**Source text**

════════════════════

By Saumya Joseph

(Reuters Health) – Human rabies deaths are so rare in the United States that even healthcare providers may not recognize a rabies infection – or the role that bats might play – which puts patients and the public at further risk, researchers say.

In a report from Utah, doctors describe the state’s first rabies death since 1944, stemming from exposure to bats in the man’s attic.

By the time he was correctly diagnosed, it was too late. Weeks had passed in which the man saw multiple healthcare providers and was transferred between hospitals, exposing potentially hundreds of health workers and others.

Dallin Peterson of the Utah Department of Health in Salt Lake City and her colleagues detail the case and the public health response as a cautionary tale in the Centers for Disease Control and Prevention’s Morbidity and Mortality Weekly Report.

“It’s an odd, unique incident,” said Peterson, stressing that when a patient comes in with unexplained neurologic symptoms, physicians should ask about exposure to wild animals and consider rabies as a possible diagnosis.

Domestic dogs are no longer considered a source of rabies in the U.S., but exposure to wild animals such as bats, raccoons and skunks result in the need to observe or test hundreds of animals and to administer post-exposure preventive treatment to 30,000 to 60,000 Americans, according to CDC figures.

Bats are the primary reservoir for rabies in Utah, the authors write. Over the past decade, an average of 95 bats a year have been submitted to the state lab for testing, with 15%-20% turning out positive for rabies.

════════════════════

Repeat everything in the rabies article from "By Saumya Joseph" down to "the man’s attic.", word for word. These records come from a different source than the rabies article.

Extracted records
════════════════════

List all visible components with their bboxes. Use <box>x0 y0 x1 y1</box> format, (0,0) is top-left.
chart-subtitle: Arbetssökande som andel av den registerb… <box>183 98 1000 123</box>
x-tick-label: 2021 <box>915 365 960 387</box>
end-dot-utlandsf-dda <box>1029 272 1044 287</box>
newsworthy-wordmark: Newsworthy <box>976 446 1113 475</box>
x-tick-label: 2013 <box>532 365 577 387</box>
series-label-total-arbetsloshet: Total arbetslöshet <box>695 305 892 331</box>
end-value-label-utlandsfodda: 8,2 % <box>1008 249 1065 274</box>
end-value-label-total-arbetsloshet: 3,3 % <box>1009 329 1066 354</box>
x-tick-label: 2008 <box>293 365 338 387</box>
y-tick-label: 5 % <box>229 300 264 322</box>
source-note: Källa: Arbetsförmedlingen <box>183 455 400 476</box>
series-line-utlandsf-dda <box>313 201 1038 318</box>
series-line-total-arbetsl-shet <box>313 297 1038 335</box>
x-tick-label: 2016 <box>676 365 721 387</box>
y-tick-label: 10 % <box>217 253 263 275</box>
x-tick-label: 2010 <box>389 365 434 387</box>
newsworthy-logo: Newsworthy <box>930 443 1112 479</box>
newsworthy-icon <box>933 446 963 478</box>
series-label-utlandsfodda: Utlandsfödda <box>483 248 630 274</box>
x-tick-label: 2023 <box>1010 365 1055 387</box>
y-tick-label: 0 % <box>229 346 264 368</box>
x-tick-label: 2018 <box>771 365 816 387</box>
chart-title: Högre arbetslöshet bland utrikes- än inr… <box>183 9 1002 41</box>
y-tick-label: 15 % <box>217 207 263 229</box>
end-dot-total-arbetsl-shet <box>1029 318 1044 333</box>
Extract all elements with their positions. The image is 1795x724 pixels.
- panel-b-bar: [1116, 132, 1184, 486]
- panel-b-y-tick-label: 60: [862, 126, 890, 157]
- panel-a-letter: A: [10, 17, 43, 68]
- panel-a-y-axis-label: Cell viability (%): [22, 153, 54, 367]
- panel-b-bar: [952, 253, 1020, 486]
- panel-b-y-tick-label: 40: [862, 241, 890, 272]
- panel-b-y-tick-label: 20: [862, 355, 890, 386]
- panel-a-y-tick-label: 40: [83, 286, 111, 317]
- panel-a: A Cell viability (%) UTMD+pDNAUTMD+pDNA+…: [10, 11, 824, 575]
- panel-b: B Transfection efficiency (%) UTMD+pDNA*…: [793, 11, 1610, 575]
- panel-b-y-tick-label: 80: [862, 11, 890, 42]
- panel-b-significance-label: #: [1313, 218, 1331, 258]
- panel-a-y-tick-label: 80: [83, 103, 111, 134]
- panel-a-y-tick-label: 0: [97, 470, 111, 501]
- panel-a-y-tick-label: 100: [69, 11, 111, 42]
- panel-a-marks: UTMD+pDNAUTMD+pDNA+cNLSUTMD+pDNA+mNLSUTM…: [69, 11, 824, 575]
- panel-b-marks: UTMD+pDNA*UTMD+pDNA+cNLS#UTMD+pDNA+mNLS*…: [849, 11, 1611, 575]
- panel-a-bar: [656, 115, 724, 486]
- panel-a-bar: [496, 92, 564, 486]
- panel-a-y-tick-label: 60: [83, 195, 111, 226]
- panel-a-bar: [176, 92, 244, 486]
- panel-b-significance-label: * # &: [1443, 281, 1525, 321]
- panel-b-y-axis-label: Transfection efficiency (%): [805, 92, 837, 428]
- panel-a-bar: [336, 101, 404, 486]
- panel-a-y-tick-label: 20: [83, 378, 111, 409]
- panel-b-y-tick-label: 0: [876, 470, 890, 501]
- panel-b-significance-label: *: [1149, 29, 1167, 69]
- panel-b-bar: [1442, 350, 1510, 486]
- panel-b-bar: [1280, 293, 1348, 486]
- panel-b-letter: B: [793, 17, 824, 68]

════════════════════

**Written reply**
By Saumya Joseph

(Reuters Health) – Human rabies deaths are so rare in the United States that even healthcare providers may not recognize a rabies infection – or the role that bats might play – which puts patients and the public at further risk, researchers say.

In a report from Utah, doctors describe the state’s first rabies death since 1944, stemming from exposure to bats in the man’s attic.